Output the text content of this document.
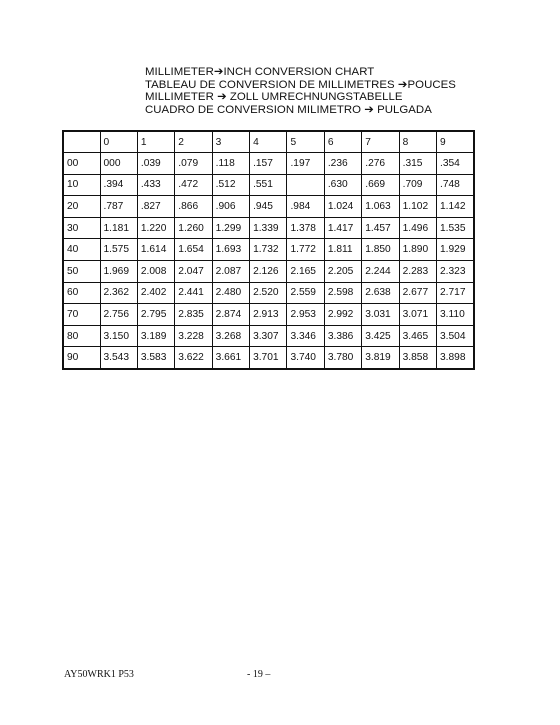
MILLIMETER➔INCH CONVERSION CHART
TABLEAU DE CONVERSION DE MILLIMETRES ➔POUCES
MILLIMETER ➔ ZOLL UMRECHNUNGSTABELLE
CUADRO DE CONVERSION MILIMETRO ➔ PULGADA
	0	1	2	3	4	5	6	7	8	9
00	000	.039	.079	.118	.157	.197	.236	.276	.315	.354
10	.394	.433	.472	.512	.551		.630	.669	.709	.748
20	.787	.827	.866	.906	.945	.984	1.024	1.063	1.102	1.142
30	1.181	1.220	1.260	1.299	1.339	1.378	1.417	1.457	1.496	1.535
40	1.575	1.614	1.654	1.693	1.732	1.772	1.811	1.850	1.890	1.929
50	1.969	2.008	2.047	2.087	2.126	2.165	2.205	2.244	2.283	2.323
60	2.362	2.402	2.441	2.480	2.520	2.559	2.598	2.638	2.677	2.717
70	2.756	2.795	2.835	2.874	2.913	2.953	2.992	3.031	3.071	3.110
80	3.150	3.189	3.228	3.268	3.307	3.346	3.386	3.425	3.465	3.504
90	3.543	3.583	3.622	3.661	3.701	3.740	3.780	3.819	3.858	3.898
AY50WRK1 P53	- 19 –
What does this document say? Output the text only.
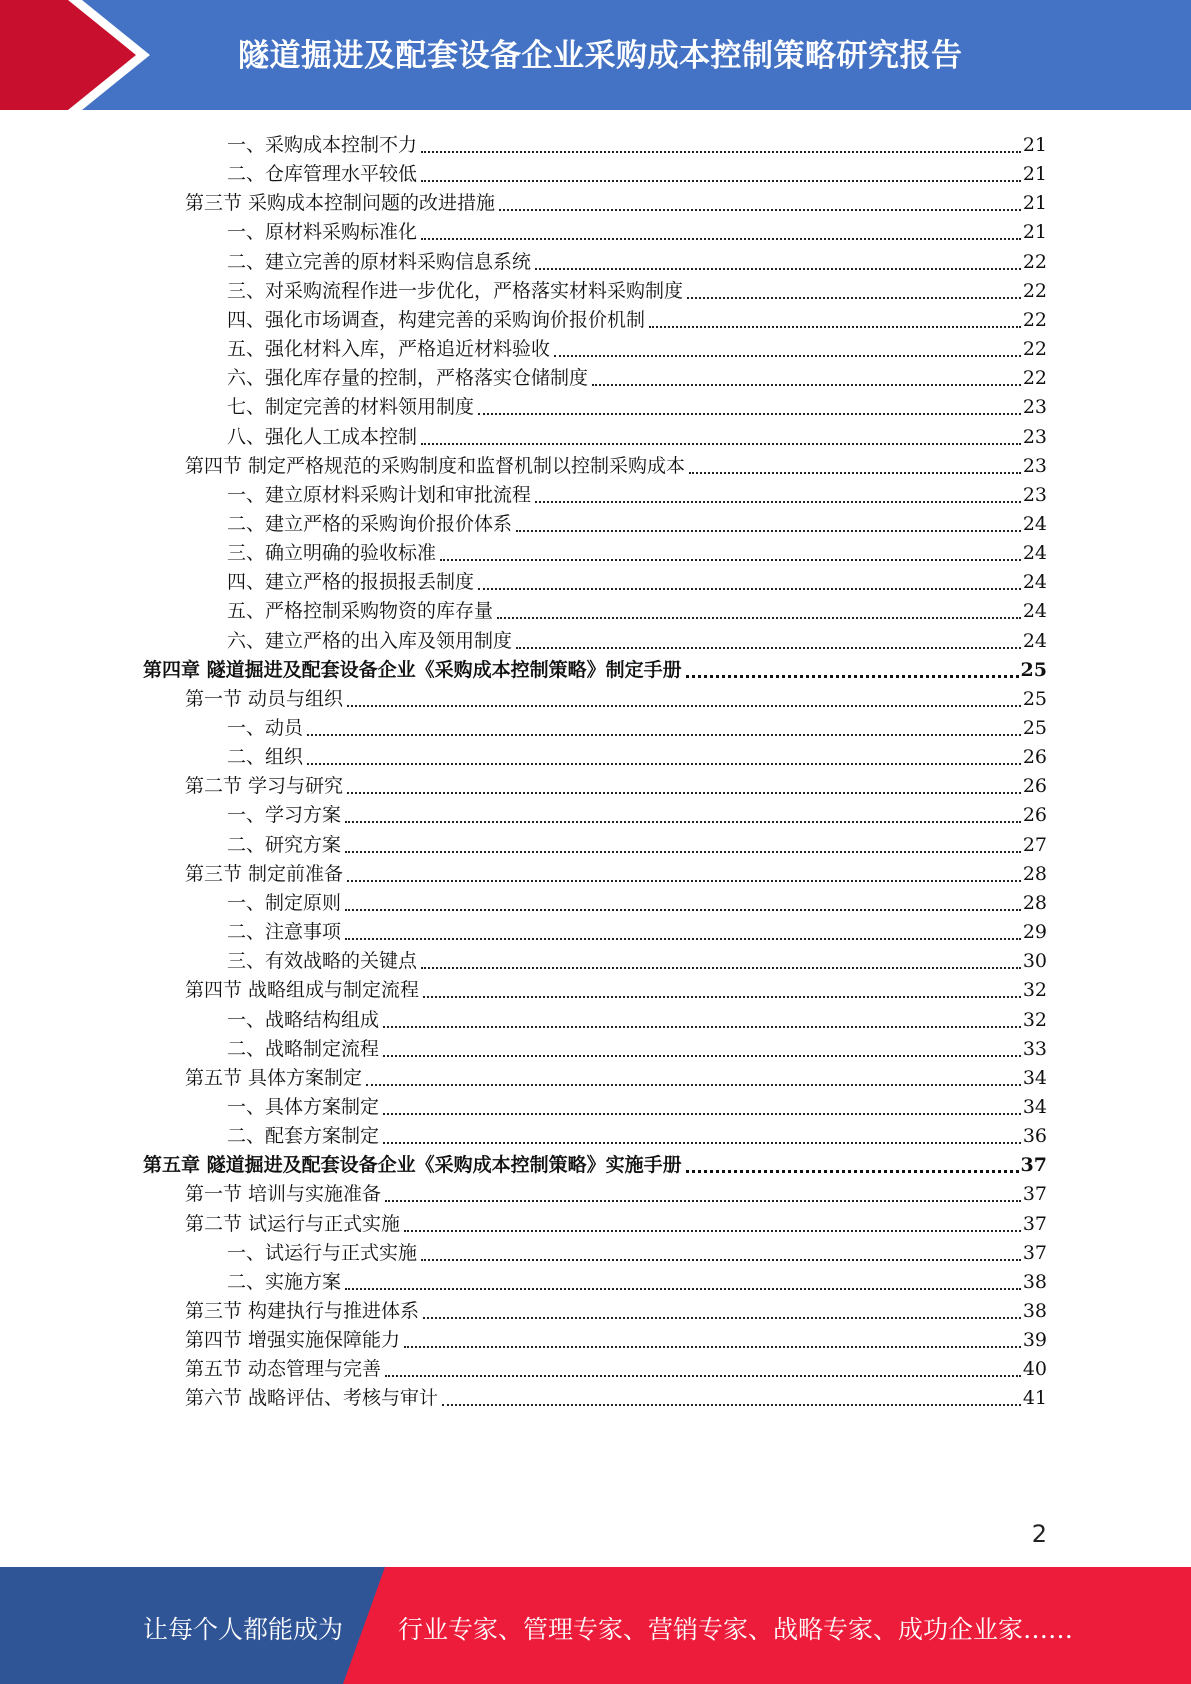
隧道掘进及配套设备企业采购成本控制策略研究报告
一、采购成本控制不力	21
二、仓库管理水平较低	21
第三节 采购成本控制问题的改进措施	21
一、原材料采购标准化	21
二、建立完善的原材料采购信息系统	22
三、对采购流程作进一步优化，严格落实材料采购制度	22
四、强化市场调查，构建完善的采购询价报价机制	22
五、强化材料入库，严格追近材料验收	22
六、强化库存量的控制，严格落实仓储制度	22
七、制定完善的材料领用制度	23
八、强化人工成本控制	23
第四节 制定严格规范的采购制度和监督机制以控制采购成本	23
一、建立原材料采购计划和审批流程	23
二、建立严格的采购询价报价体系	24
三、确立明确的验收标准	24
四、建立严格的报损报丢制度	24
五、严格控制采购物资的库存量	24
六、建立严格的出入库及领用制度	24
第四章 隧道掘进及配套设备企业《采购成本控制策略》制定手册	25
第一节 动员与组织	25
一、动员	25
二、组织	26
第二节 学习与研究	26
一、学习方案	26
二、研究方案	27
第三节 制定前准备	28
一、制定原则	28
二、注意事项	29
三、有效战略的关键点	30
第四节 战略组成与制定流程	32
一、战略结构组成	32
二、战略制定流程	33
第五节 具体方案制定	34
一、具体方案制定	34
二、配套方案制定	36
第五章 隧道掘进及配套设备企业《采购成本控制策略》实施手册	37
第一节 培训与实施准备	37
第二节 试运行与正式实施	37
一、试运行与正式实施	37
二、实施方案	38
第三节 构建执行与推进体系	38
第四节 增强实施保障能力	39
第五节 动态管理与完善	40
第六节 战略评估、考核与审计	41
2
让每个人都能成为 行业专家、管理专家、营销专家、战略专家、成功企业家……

══════════

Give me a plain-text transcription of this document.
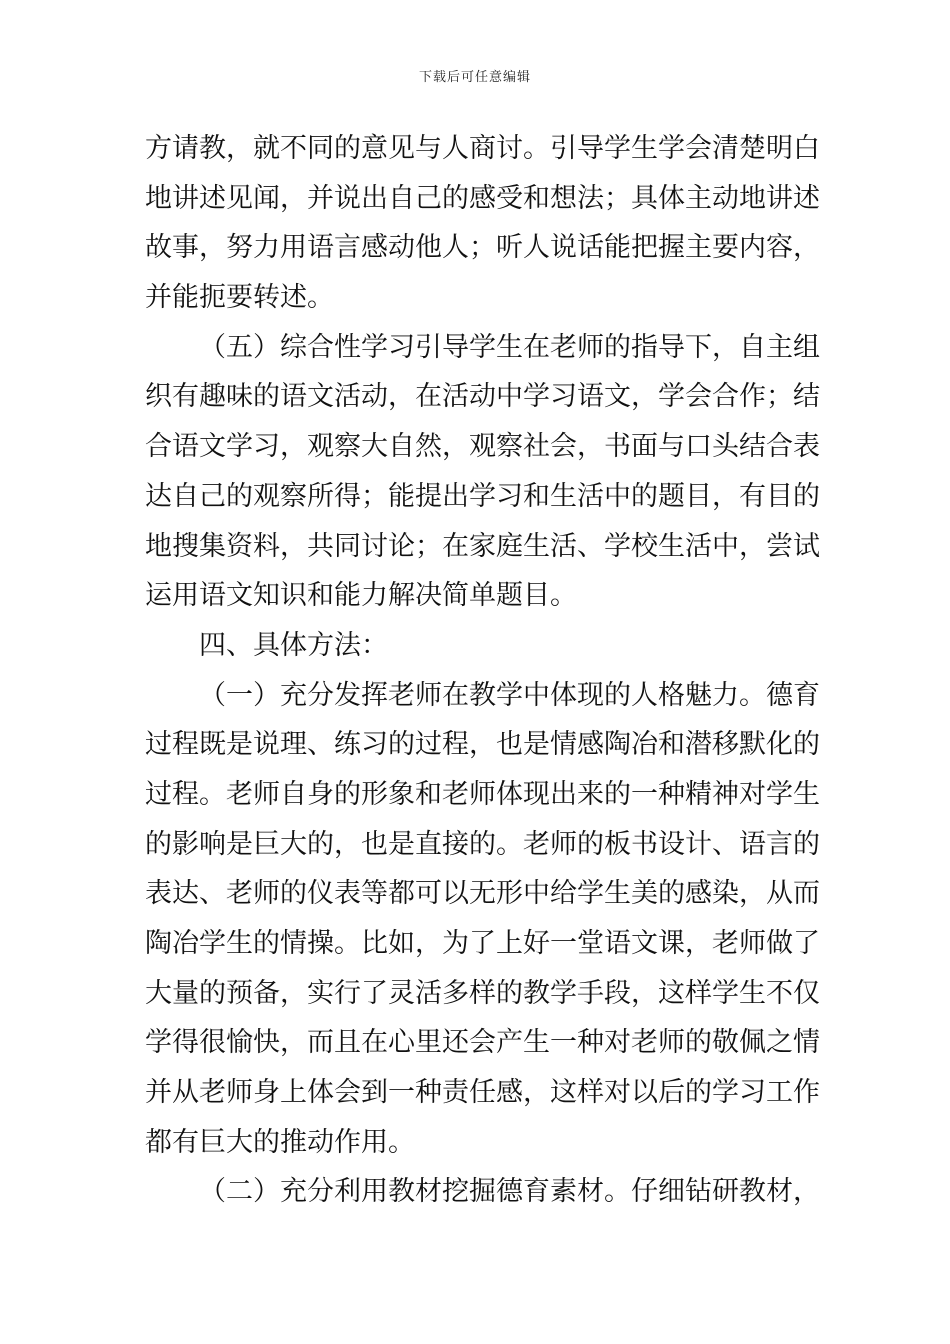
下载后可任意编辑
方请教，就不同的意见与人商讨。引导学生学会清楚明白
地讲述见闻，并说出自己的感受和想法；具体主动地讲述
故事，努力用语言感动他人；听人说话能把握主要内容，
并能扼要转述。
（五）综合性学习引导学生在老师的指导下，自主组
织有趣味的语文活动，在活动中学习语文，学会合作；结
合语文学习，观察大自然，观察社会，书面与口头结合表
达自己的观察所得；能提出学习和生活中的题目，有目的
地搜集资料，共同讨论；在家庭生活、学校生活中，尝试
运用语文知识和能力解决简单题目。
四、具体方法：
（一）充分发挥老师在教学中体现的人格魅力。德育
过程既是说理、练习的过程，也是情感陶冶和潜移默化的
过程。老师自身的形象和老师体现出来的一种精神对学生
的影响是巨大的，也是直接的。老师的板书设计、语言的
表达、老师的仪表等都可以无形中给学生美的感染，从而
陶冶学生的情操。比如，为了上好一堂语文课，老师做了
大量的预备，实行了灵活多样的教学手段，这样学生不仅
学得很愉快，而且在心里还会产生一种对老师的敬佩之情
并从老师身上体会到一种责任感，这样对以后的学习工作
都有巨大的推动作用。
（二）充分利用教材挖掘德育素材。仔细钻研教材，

══════════

§ **WHAT IS REQUIRED**: Copy every single line of the material above that holds "text".

§ **RESULT**:
Output the text content of this document.
What does this document say? Output the text only.
Give me a plain-text transcription of this document.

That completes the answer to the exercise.